§ Problem requirements
Write the data out again exactly, dropping any images it holds.
═══ Entries provided ═══
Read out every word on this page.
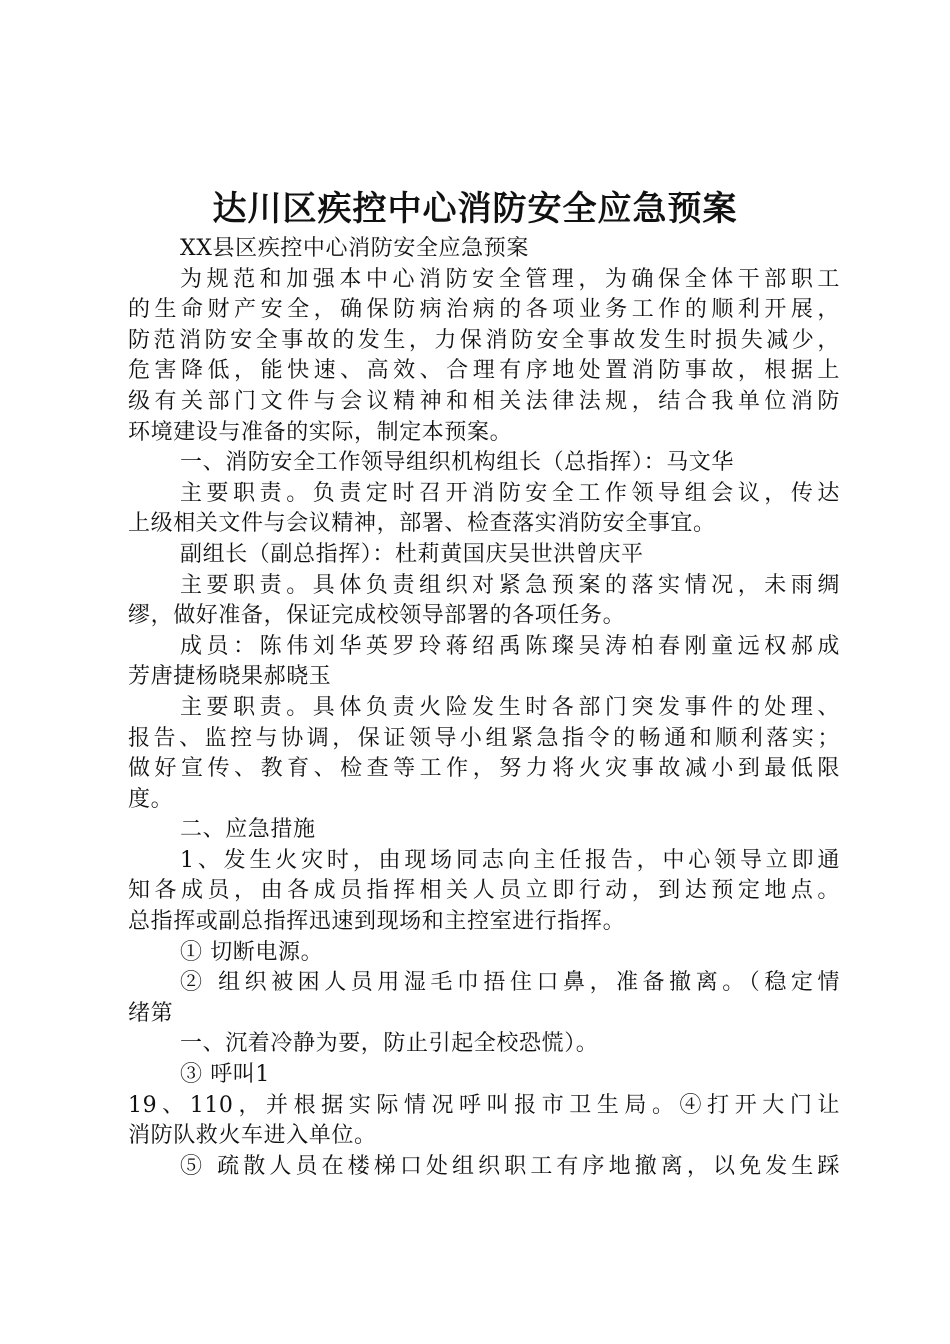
达川区疾控中心消防安全应急预案
XX县区疾控中心消防安全应急预案
为规范和加强本中心消防安全管理，为确保全体干部职工
的生命财产安全，确保防病治病的各项业务工作的顺利开展，
防范消防安全事故的发生，力保消防安全事故发生时损失减少，
危害降低，能快速、高效、合理有序地处置消防事故，根据上
级有关部门文件与会议精神和相关法律法规，结合我单位消防
环境建设与准备的实际，制定本预案。
一、消防安全工作领导组织机构组长（总指挥）：马文华
主要职责。负责定时召开消防安全工作领导组会议，传达
上级相关文件与会议精神，部署、检查落实消防安全事宜。
副组长（副总指挥）：杜莉黄国庆吴世洪曾庆平
主要职责。具体负责组织对紧急预案的落实情况，未雨绸
缪，做好准备，保证完成校领导部署的各项任务。
成员：陈伟刘华英罗玲蒋绍禹陈璨吴涛柏春刚童远权郝成
芳唐捷杨晓果郝晓玉
主要职责。具体负责火险发生时各部门突发事件的处理、
报告、监控与协调，保证领导小组紧急指令的畅通和顺利落实；
做好宣传、教育、检查等工作，努力将火灾事故减小到最低限
度。
二、应急措施
1、发生火灾时，由现场同志向主任报告，中心领导立即通
知各成员，由各成员指挥相关人员立即行动，到达预定地点。
总指挥或副总指挥迅速到现场和主控室进行指挥。
① 切断电源。
② 组织被困人员用湿毛巾捂住口鼻，准备撤离。（稳定情
绪第
一、沉着冷静为要，防止引起全校恐慌）。
③ 呼叫1
19、110，并根据实际情况呼叫报市卫生局。④打开大门让
消防队救火车进入单位。
⑤ 疏散人员在楼梯口处组织职工有序地撤离，以免发生踩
═══
§ Answer in full
Read out every word on this page.
达川区疾控中心消防安全应急预案
XX县区疾控中心消防安全应急预案
为规范和加强本中心消防安全管理，为确保全体干部职工
的生命财产安全，确保防病治病的各项业务工作的顺利开展，
防范消防安全事故的发生，力保消防安全事故发生时损失减少，
危害降低，能快速、高效、合理有序地处置消防事故，根据上
级有关部门文件与会议精神和相关法律法规，结合我单位消防
环境建设与准备的实际，制定本预案。
一、消防安全工作领导组织机构组长（总指挥）：马文华
主要职责。负责定时召开消防安全工作领导组会议，传达
上级相关文件与会议精神，部署、检查落实消防安全事宜。
副组长（副总指挥）：杜莉黄国庆吴世洪曾庆平
主要职责。具体负责组织对紧急预案的落实情况，未雨绸
缪，做好准备，保证完成校领导部署的各项任务。
成员：陈伟刘华英罗玲蒋绍禹陈璨吴涛柏春刚童远权郝成
芳唐捷杨晓果郝晓玉
主要职责。具体负责火险发生时各部门突发事件的处理、
报告、监控与协调，保证领导小组紧急指令的畅通和顺利落实；
做好宣传、教育、检查等工作，努力将火灾事故减小到最低限
度。
二、应急措施
1、发生火灾时，由现场同志向主任报告，中心领导立即通
知各成员，由各成员指挥相关人员立即行动，到达预定地点。
总指挥或副总指挥迅速到现场和主控室进行指挥。
① 切断电源。
② 组织被困人员用湿毛巾捂住口鼻，准备撤离。（稳定情
绪第
一、沉着冷静为要，防止引起全校恐慌）。
③ 呼叫1
19、110，并根据实际情况呼叫报市卫生局。④打开大门让
消防队救火车进入单位。
⑤ 疏散人员在楼梯口处组织职工有序地撤离，以免发生踩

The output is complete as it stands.